Change does not mean the same thing as changed. Trap does not mean the same as trapped. Slam does not mean the same as slammed. Pass does not mean the same as passed.

How come everyone starts to do things, but never finishes? All three of them start to fight. Makoto started rushing to her. Usagi started killing the urgals. Their animal companions started to help them fight. They all start .,. but never finish. Why can't they just DO things, instead of always only starting them?

The comma is your friend. Well, okay, you are clearly not even on speaking terms with the comma, and in fact it looks like you haven't been introduced, but the comma should be your friend.

How can people gasp out these incredibly long run-on sentences without slowing down? Try saying "Just to let you know I have never regretted taking this mission and our time all three of us are together but the only regret that I have is that I will never again spend more time when all three of us are together and get to see the end of this war to finally experience peace with you…" in one breath and see if you can finish it without turning blue.

This is not rocket science. This is stuff anyone should have learned before they got out of elementary school. Since you obviously didn't, I have to wonder whether you are even old enough to have a FFN account in the first place. If you aren't the primary-school child you appear to be from your writing, and you are actually 13 or older, you should be embarrassed to present something like this to the world as the best you can do.

Read my writing website (link in profile) for some basic information on things like punctuation and capitalization. That might help. But there's not much I can do for someone who doesn't even understand the difference between past tense and present tense, between singular and plural, and other equally basic concepts.

A beta reader won't help; he or she would have to do more of the writing in this story than you did. You need remedial English classes. You need them very, very badly.
Jessem 9/9/08 . chapter 1
I always love reading reixusa fics and this one seems promising! update soon! i would love to find out whats happening to usa and what rei's gonna do next! :)
Healer 9/8/08 . chapter 1
Well, I do like the idea... Rei being in Eragon's place and Usagi en Arya's... though I'd love to see how was Rei's childhood in your fic, and how will Rei and Usagi actually meet and interact.

Is your fic movie based or book based? And will Rei and Usagi meet at any time Eragon and the others? or are they by themselves in this storyline?

__Complete the following__.
• a. List every pair of verb forms that the fan-fiction reviews contrast in their opening paragraph.
• b. In the fan-fiction reviews, what kind of classes is the writer told to take?
• c. From the fan-fiction reviews, write out the stretch from "How can people" through "you can do.".

__Records shown__.

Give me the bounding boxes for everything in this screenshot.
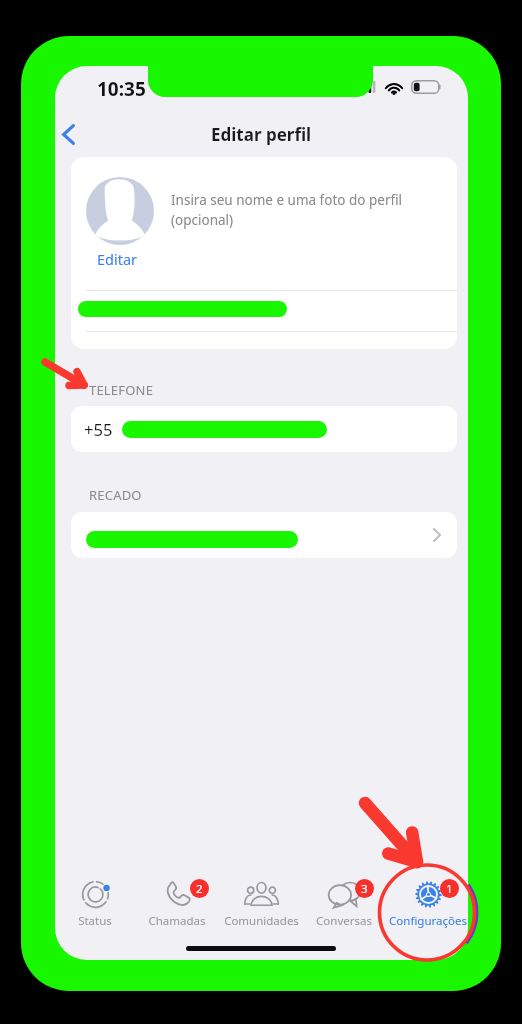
staticText: 2 <box>196 881 203 897</box>
staticText: Editar perfil <box>211 123 312 146</box>
staticText: Chamadas <box>148 913 206 929</box>
button[interactable]: Status <box>55 870 136 928</box>
staticText: Insira seu nome e uma foto do perfil (op… <box>171 191 403 229</box>
staticText: 3 <box>361 881 368 897</box>
button[interactable]: 3 <box>303 870 385 928</box>
staticText: Editar <box>97 249 138 269</box>
staticText: 10:35 <box>97 76 146 102</box>
staticText: Conversas <box>316 913 372 929</box>
staticText: Status <box>78 913 112 929</box>
staticText: +55 <box>84 418 113 440</box>
button[interactable]: +55 <box>71 406 457 452</box>
staticText: Comunidades <box>224 913 299 929</box>
button[interactable] <box>71 512 457 558</box>
button[interactable]: Voltar <box>55 112 99 156</box>
button[interactable]: Comunidades <box>220 870 302 928</box>
staticText: RECADO <box>89 486 142 504</box>
button[interactable]: 1 <box>387 870 468 928</box>
staticText: TELEFONE <box>89 381 154 399</box>
button[interactable]: 2 <box>136 870 218 928</box>
staticText: Configurações <box>389 913 467 929</box>
button[interactable]: Editar <box>84 249 151 269</box>
staticText: 1 <box>446 881 453 897</box>
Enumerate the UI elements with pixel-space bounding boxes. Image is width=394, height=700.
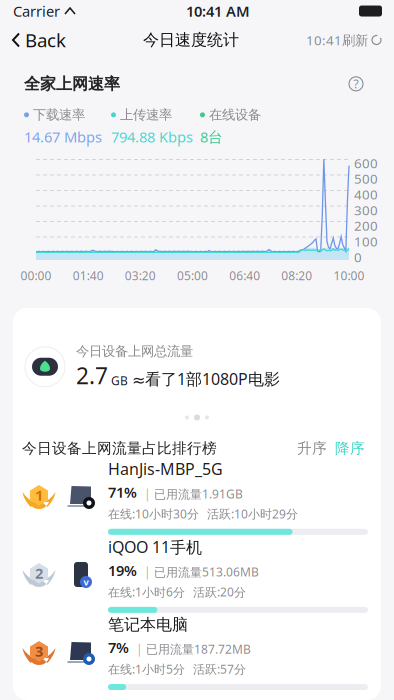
staticText: 06:40 [229, 268, 260, 283]
staticText: GB [111, 372, 128, 388]
staticText: 8台 [200, 127, 223, 146]
button[interactable]: 1 [13, 458, 381, 536]
staticText: 今日设备上网流量占比排行榜 [22, 440, 217, 458]
staticText: 升序 [297, 440, 327, 458]
staticText: 上传速率 [120, 107, 172, 123]
staticText: 14.67 Mbps [24, 127, 102, 146]
staticText: HanJis-MBP_5G [108, 458, 223, 479]
staticText: ? [354, 76, 358, 92]
button[interactable]: 降序 [327, 440, 365, 458]
staticText: 今日设备上网总流量 [76, 343, 193, 359]
staticText: 2 [35, 563, 43, 583]
staticText: 10:41刷新 [306, 31, 368, 49]
staticText: 今日速度统计 [143, 30, 239, 50]
staticText: | [144, 564, 151, 580]
staticText: 在线:1小时5分 活跃:57分 [108, 661, 246, 677]
staticText: 7% [108, 638, 129, 657]
staticText: 300 [354, 201, 378, 219]
staticText: 19% [108, 560, 137, 580]
button[interactable]: Back [0, 22, 76, 58]
staticText: 00:00 [20, 268, 52, 283]
staticText: 在线设备 [209, 107, 261, 123]
staticText: 794.88 Kbps [111, 127, 193, 146]
staticText: 已用流量187.72MB [146, 641, 251, 657]
staticText: 笔记本电脑 [108, 615, 188, 635]
staticText: 已用流量1.91GB [154, 486, 243, 502]
staticText: 3 [35, 641, 43, 661]
staticText: 01:40 [73, 268, 104, 283]
button[interactable]: 帮助 [349, 77, 363, 91]
button[interactable]: 10:41刷新 [306, 22, 394, 58]
staticText: | [136, 641, 143, 657]
staticText: 0 [354, 248, 362, 266]
staticText: 已用流量513.06MB [154, 564, 259, 580]
staticText: 1 [35, 485, 43, 505]
staticText: 03:20 [125, 268, 156, 283]
staticText: | [144, 486, 151, 502]
staticText: 600 [354, 154, 378, 172]
staticText: v [84, 576, 88, 588]
staticText: 71% [108, 482, 137, 502]
staticText: 全家上网速率 [24, 74, 120, 94]
button[interactable]: 升序 [297, 440, 327, 458]
staticText: 2.7 [76, 360, 108, 390]
staticText: 100 [354, 232, 378, 250]
staticText: iQOO 11手机 [108, 536, 202, 557]
staticText: 在线:10小时30分 活跃:10小时29分 [108, 506, 298, 522]
staticText: ≈看了1部1080P电影 [132, 368, 280, 389]
button[interactable]: 3 [13, 614, 381, 692]
staticText: 500 [354, 170, 378, 188]
staticText: 08:20 [281, 268, 312, 283]
staticText: 400 [354, 186, 378, 203]
staticText: 10:41 AM [186, 1, 250, 21]
staticText: 05:00 [177, 268, 208, 283]
staticText: 10:00 [334, 268, 364, 283]
staticText: 200 [354, 217, 378, 234]
staticText: 在线:1小时6分 活跃:20分 [108, 584, 246, 600]
staticText: Back [25, 28, 66, 52]
staticText: 降序 [335, 440, 365, 458]
button[interactable]: 2 [13, 536, 381, 614]
staticText: 下载速率 [33, 107, 85, 123]
staticText: Carrier [13, 1, 60, 21]
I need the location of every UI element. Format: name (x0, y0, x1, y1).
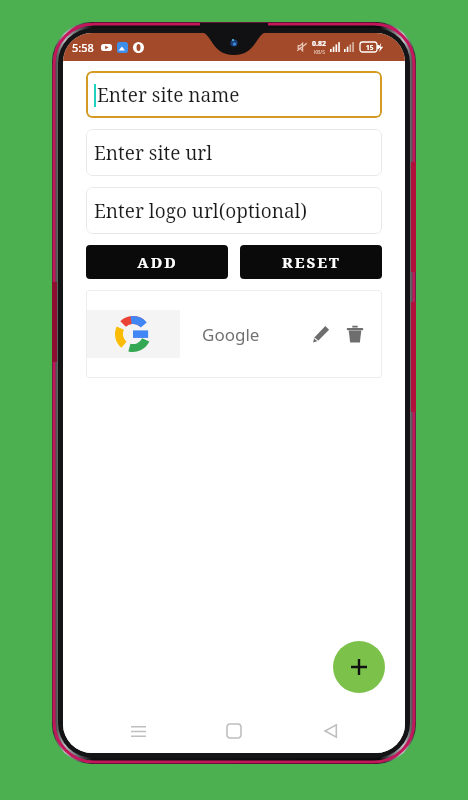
button[interactable]: Home (212, 709, 256, 753)
button[interactable]: Google (86, 290, 382, 378)
staticText: 15 (366, 43, 374, 52)
button[interactable]: Add site (333, 641, 385, 693)
staticText: Enter logo url(optional) (94, 198, 308, 224)
button[interactable]: Edit (306, 319, 336, 349)
button[interactable]: Enter site name (86, 71, 382, 118)
staticText: 5:58 (72, 40, 94, 55)
staticText: RESET (282, 252, 341, 272)
staticText: Enter site url (94, 140, 213, 166)
staticText: KB/S (314, 49, 325, 56)
button[interactable]: Back (309, 709, 353, 753)
button[interactable]: Enter site url (86, 129, 382, 176)
button[interactable]: Enter logo url(optional) (86, 187, 382, 234)
staticText: Enter site name (97, 82, 240, 108)
button[interactable]: Delete (340, 319, 370, 349)
button[interactable]: RESET (240, 245, 382, 279)
staticText: ADD (137, 252, 178, 272)
staticText: Google (202, 323, 260, 346)
button[interactable]: Recents (116, 709, 160, 753)
button[interactable]: ADD (86, 245, 228, 279)
staticText: 0.82 (312, 39, 326, 49)
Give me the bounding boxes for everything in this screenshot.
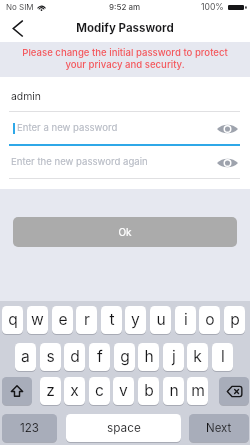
button[interactable]: h (138, 343, 159, 371)
button[interactable]: Next (189, 414, 249, 442)
staticText: c (95, 381, 104, 400)
button[interactable]: n (163, 377, 184, 405)
staticText: Enter a new password (17, 122, 217, 134)
staticText: h (144, 347, 154, 366)
button[interactable]: f (89, 343, 110, 371)
button[interactable]: p (224, 306, 245, 334)
button[interactable]: Back (0, 14, 36, 42)
button[interactable]: Show password (214, 117, 240, 141)
staticText: z (46, 381, 55, 400)
button[interactable]: w (27, 306, 48, 334)
button[interactable]: i (175, 306, 196, 334)
staticText: No SIM (6, 2, 34, 12)
button[interactable]: b (138, 377, 159, 405)
staticText: Ok (118, 226, 132, 238)
staticText: 123 (20, 421, 39, 435)
staticText: x (70, 381, 79, 400)
staticText: Modify Password (76, 21, 174, 35)
staticText: admin (11, 90, 243, 103)
button[interactable]: x (64, 377, 85, 405)
button[interactable]: o (199, 306, 220, 334)
button[interactable]: k (187, 343, 208, 371)
button[interactable]: z (40, 377, 61, 405)
button[interactable]: e (52, 306, 73, 334)
staticText: Next (206, 421, 232, 435)
staticText: e (58, 310, 68, 329)
button[interactable]: space (66, 414, 181, 442)
staticText: p (230, 310, 240, 329)
button[interactable]: d (64, 343, 85, 371)
button[interactable]: c (89, 377, 110, 405)
button[interactable]: a (15, 343, 36, 371)
staticText: d (70, 347, 80, 366)
staticText: space (107, 421, 141, 435)
button[interactable]: u (150, 306, 171, 334)
button[interactable]: Numbers (2, 414, 57, 442)
staticText: t (109, 310, 115, 329)
button[interactable]: r (76, 306, 97, 334)
staticText: k (193, 347, 202, 366)
button[interactable]: Ok (13, 217, 237, 247)
staticText: q (8, 310, 18, 329)
button[interactable]: Shift (2, 377, 32, 405)
staticText: i (184, 310, 188, 329)
button[interactable]: g (114, 343, 135, 371)
staticText: m (191, 381, 205, 400)
button[interactable]: Backspace (219, 377, 249, 405)
staticText: v (119, 381, 128, 400)
staticText: l (221, 347, 225, 366)
staticText: u (156, 310, 166, 329)
staticText: b (144, 381, 154, 400)
button[interactable]: v (113, 377, 134, 405)
button[interactable]: Show password (214, 151, 240, 175)
staticText: 9:52 am (109, 2, 141, 12)
button[interactable]: j (163, 343, 184, 371)
button[interactable]: m (187, 377, 208, 405)
button[interactable]: q (2, 306, 23, 334)
button[interactable]: t (101, 306, 122, 334)
staticText: j (172, 347, 176, 366)
staticText: a (21, 347, 30, 366)
staticText: 100% (201, 2, 224, 12)
staticText: Please change the initial password to pr… (0, 47, 250, 70)
staticText: g (120, 347, 130, 366)
staticText: Enter the new password again (11, 156, 217, 168)
staticText: n (169, 381, 179, 400)
staticText: y (131, 310, 140, 329)
staticText: s (46, 347, 55, 366)
button[interactable]: y (125, 306, 146, 334)
staticText: r (84, 310, 90, 329)
staticText: w (31, 310, 44, 329)
button[interactable]: s (40, 343, 61, 371)
staticText: f (97, 347, 103, 366)
staticText: o (205, 310, 215, 329)
button[interactable]: l (212, 343, 233, 371)
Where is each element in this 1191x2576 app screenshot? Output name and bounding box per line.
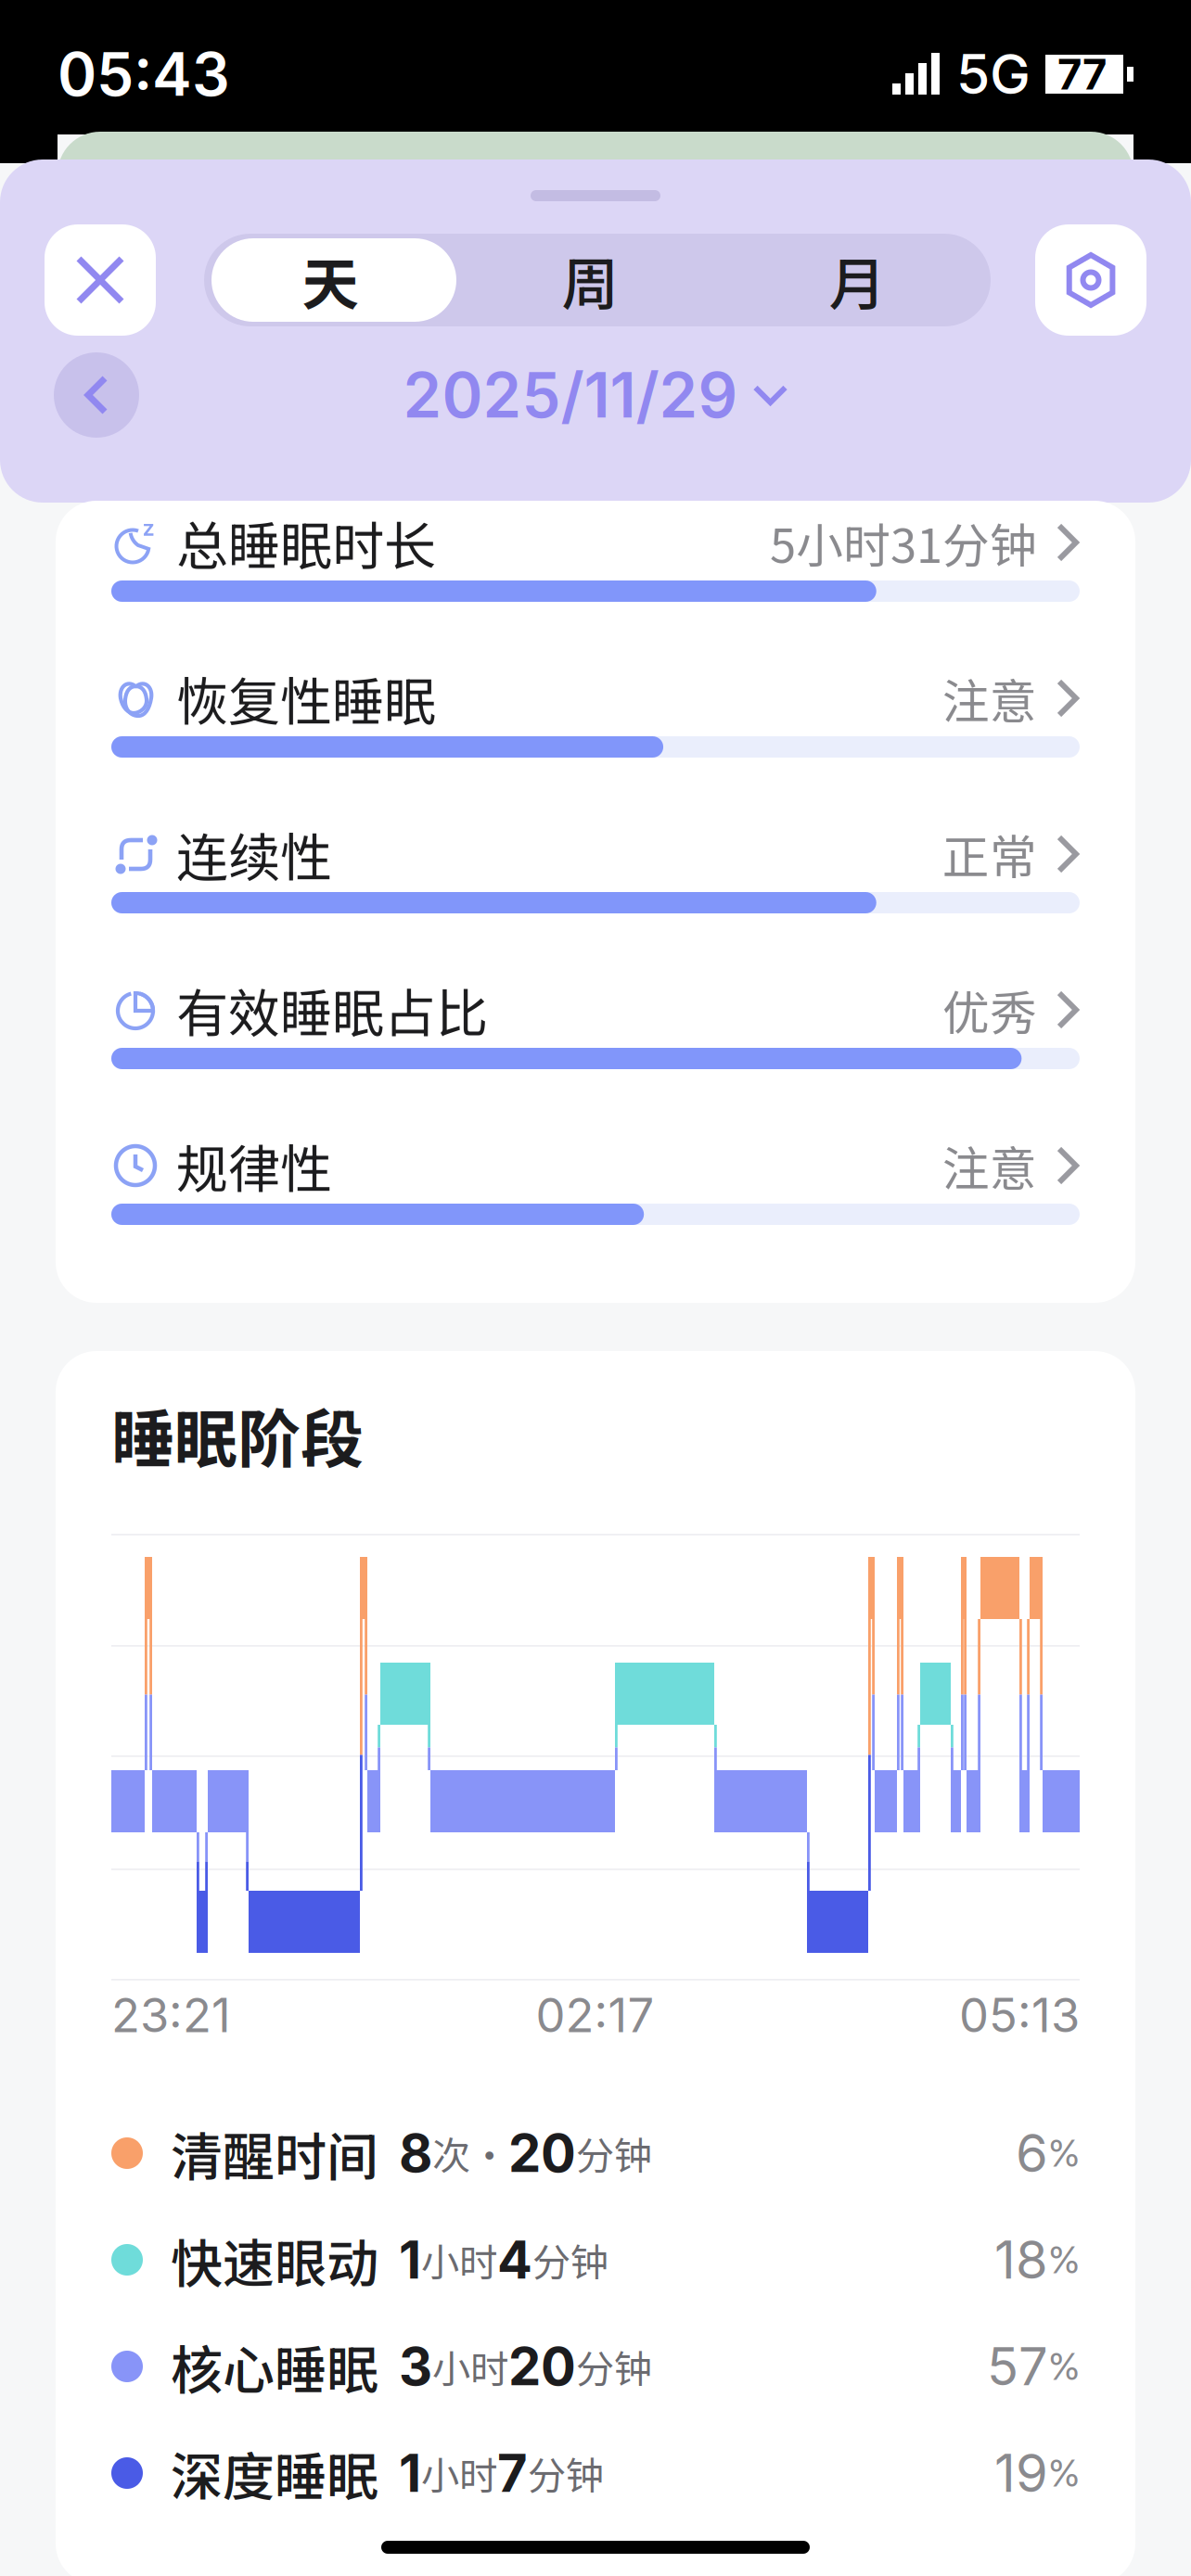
staticText: 恢复性睡眠 [176, 661, 436, 736]
staticText: 20 [508, 2335, 576, 2398]
staticText: 20 [508, 2122, 576, 2185]
button[interactable]: 月 [724, 234, 991, 326]
staticText: 分钟 [576, 2339, 652, 2394]
button[interactable]: 关闭 [45, 224, 156, 336]
button[interactable]: 天 [204, 234, 456, 326]
staticText: 周 [562, 239, 618, 321]
staticText: 77 [1057, 49, 1107, 100]
staticText: 睡眠阶段 [111, 1389, 364, 1480]
staticText: 分钟 [576, 2125, 652, 2181]
staticText: % [1048, 2237, 1080, 2282]
staticText: 分钟 [528, 2445, 604, 2501]
staticText: 7 [497, 2442, 528, 2505]
button[interactable]: 规律性 [111, 1141, 1080, 1225]
staticText: 1 [399, 2442, 421, 2505]
staticText: 5G [956, 41, 1031, 107]
button[interactable]: 周 [456, 234, 724, 326]
staticText: 4 [497, 2228, 532, 2291]
staticText: 23:21 [111, 1987, 231, 2043]
staticText: 有效睡眠占比 [176, 972, 488, 1047]
staticText: 8 [399, 2122, 432, 2185]
staticText: 18 [994, 2228, 1048, 2291]
staticText: % [1048, 2451, 1080, 2496]
staticText: 核心睡眠 [171, 2329, 378, 2404]
staticText: 1 [399, 2228, 421, 2291]
staticText: 分钟 [532, 2232, 608, 2288]
button[interactable]: 连续性 [111, 830, 1080, 913]
staticText: 注意 [942, 664, 1037, 732]
button[interactable]: 设置 [1035, 224, 1146, 336]
staticText: 规律性 [176, 1128, 332, 1203]
button[interactable]: 前一天 [54, 352, 139, 438]
staticText: 02:17 [536, 1987, 654, 2043]
staticText: 清醒时间 [171, 2116, 378, 2191]
staticText: 3 [399, 2335, 432, 2398]
staticText: z [142, 514, 154, 541]
staticText: 05:13 [959, 1987, 1080, 2043]
staticText: 6 [1016, 2122, 1048, 2185]
staticText: 优秀 [942, 976, 1037, 1044]
button[interactable]: 恢复性睡眠 [111, 674, 1080, 758]
staticText: 月 [829, 239, 885, 321]
staticText: 次· [432, 2125, 508, 2181]
staticText: 小时 [421, 2445, 497, 2501]
staticText: 05:43 [58, 38, 230, 110]
staticText: 天 [302, 239, 359, 321]
staticText: 2025/11/29 [403, 358, 738, 432]
staticText: 深度睡眠 [171, 2436, 378, 2511]
staticText: 小时 [432, 2339, 508, 2394]
staticText: 57 [987, 2335, 1048, 2398]
staticText: 注意 [942, 1132, 1037, 1200]
staticText: 正常 [942, 820, 1037, 888]
button[interactable]: z [111, 518, 1080, 602]
staticText: 快速眼动 [171, 2222, 378, 2297]
button[interactable]: 2025/11/29 [403, 358, 788, 432]
staticText: 5小时31分钟 [770, 508, 1037, 576]
staticText: 小时 [421, 2232, 497, 2288]
staticText: 总睡眠时长 [176, 505, 436, 580]
button[interactable]: 有效睡眠占比 [111, 986, 1080, 1069]
staticText: % [1048, 2131, 1080, 2176]
staticText: 19 [994, 2442, 1048, 2505]
staticText: % [1048, 2344, 1080, 2389]
staticText: 连续性 [176, 816, 332, 892]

__Final answers__.
• a. change and changed; trap and trapped; slam and slammed; pass and passed

• b. Remedial English classes.

• c.
How can people gasp out these incredibly long run-on sentences without slowing down? Try saying "Just to let you know I have never regretted taking this mission and our time all three of us are together but the only regret that I have is that I will never again spend more time when all three of us are together and get to see the end of this war to finally experience peace with you…" in one breath and see if you can finish it without turning blue.

This is not rocket science. This is stuff anyone should have learned before they got out of elementary school. Since you obviously didn't, I have to wonder whether you are even old enough to have a FFN account in the first place. If you aren't the primary-school child you appear to be from your writing, and you are actually 13 or older, you should be embarrassed to present something like this to the world as the best you can do.